_PROBLEM_
With the pictures left out, copy the listing below exactly.

Extracted data entries:
┏━━
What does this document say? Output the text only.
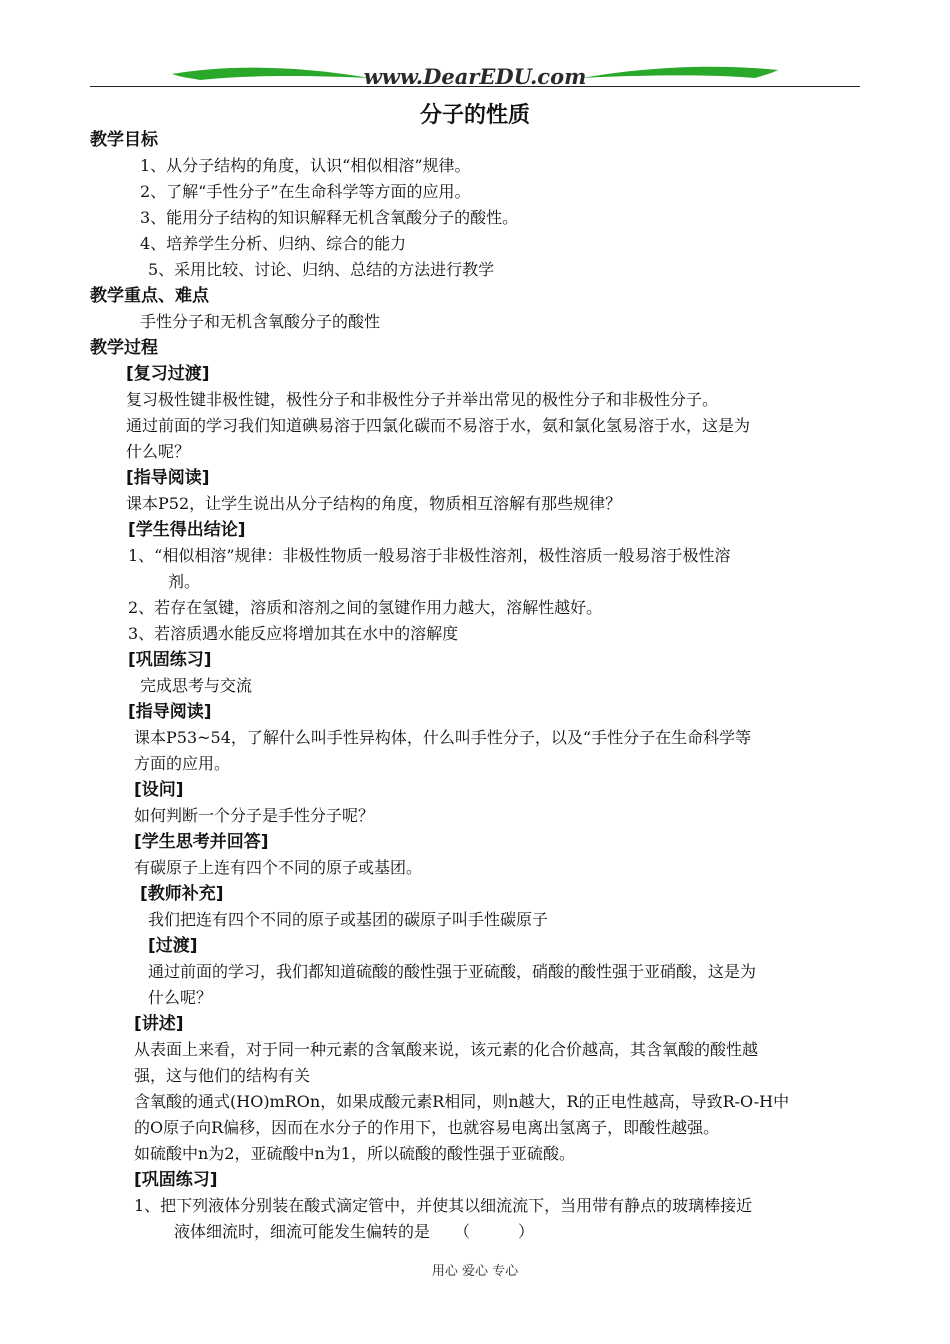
www.DearEDU.com
分子的性质
教学目标
1、从分子结构的角度，认识“相似相溶”规律。
2、了解“手性分子”在生命科学等方面的应用。
3、能用分子结构的知识解释无机含氧酸分子的酸性。
4、培养学生分析、归纳、综合的能力
5、采用比较、讨论、归纳、总结的方法进行教学
教学重点、难点
手性分子和无机含氧酸分子的酸性
教学过程
[复习过渡]
复习极性键非极性键，极性分子和非极性分子并举出常见的极性分子和非极性分子。
通过前面的学习我们知道碘易溶于四氯化碳而不易溶于水，氨和氯化氢易溶于水，这是为
什么呢？
[指导阅读]
课本P52，让学生说出从分子结构的角度，物质相互溶解有那些规律？
[学生得出结论]
1、“相似相溶”规律：非极性物质一般易溶于非极性溶剂，极性溶质一般易溶于极性溶
剂。
2、若存在氢键，溶质和溶剂之间的氢键作用力越大，溶解性越好。
3、若溶质遇水能反应将增加其在水中的溶解度
[巩固练习]
完成思考与交流
[指导阅读]
课本P53~54，了解什么叫手性异构体，什么叫手性分子，以及“手性分子在生命科学等
方面的应用。
[设问]
如何判断一个分子是手性分子呢？
[学生思考并回答]
有碳原子上连有四个不同的原子或基团。
[教师补充]
我们把连有四个不同的原子或基团的碳原子叫手性碳原子
[过渡]
通过前面的学习，我们都知道硫酸的酸性强于亚硫酸，硝酸的酸性强于亚硝酸，这是为
什么呢？
[讲述]
从表面上来看，对于同一种元素的含氧酸来说，该元素的化合价越高，其含氧酸的酸性越
强，这与他们的结构有关
含氧酸的通式(HO)mROn，如果成酸元素R相同，则n越大，R的正电性越高，导致R-O-H中
的O原子向R偏移，因而在水分子的作用下，也就容易电离出氢离子，即酸性越强。
如硫酸中n为2，亚硫酸中n为1，所以硫酸的酸性强于亚硫酸。
[巩固练习]
1、把下列液体分别装在酸式滴定管中，并使其以细流流下，当用带有静点的玻璃棒接近
液体细流时，细流可能发生偏转的是　　（　　　）
用心 爱心 专心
┗━━
_EXERCISE RESPONSE_
What does this document say? Output the text only.
www.DearEDU.com
分子的性质
教学目标
1、从分子结构的角度，认识“相似相溶”规律。
2、了解“手性分子”在生命科学等方面的应用。
3、能用分子结构的知识解释无机含氧酸分子的酸性。
4、培养学生分析、归纳、综合的能力
5、采用比较、讨论、归纳、总结的方法进行教学
教学重点、难点
手性分子和无机含氧酸分子的酸性
教学过程
[复习过渡]
复习极性键非极性键，极性分子和非极性分子并举出常见的极性分子和非极性分子。
通过前面的学习我们知道碘易溶于四氯化碳而不易溶于水，氨和氯化氢易溶于水，这是为
什么呢？
[指导阅读]
课本P52，让学生说出从分子结构的角度，物质相互溶解有那些规律？
[学生得出结论]
1、“相似相溶”规律：非极性物质一般易溶于非极性溶剂，极性溶质一般易溶于极性溶
剂。
2、若存在氢键，溶质和溶剂之间的氢键作用力越大，溶解性越好。
3、若溶质遇水能反应将增加其在水中的溶解度
[巩固练习]
完成思考与交流
[指导阅读]
课本P53~54，了解什么叫手性异构体，什么叫手性分子，以及“手性分子在生命科学等
方面的应用。
[设问]
如何判断一个分子是手性分子呢？
[学生思考并回答]
有碳原子上连有四个不同的原子或基团。
[教师补充]
我们把连有四个不同的原子或基团的碳原子叫手性碳原子
[过渡]
通过前面的学习，我们都知道硫酸的酸性强于亚硫酸，硝酸的酸性强于亚硝酸，这是为
什么呢？
[讲述]
从表面上来看，对于同一种元素的含氧酸来说，该元素的化合价越高，其含氧酸的酸性越
强，这与他们的结构有关
含氧酸的通式(HO)mROn，如果成酸元素R相同，则n越大，R的正电性越高，导致R-O-H中
的O原子向R偏移，因而在水分子的作用下，也就容易电离出氢离子，即酸性越强。
如硫酸中n为2，亚硫酸中n为1，所以硫酸的酸性强于亚硫酸。
[巩固练习]
1、把下列液体分别装在酸式滴定管中，并使其以细流流下，当用带有静点的玻璃棒接近
液体细流时，细流可能发生偏转的是　　（　　　）
用心 爱心 专心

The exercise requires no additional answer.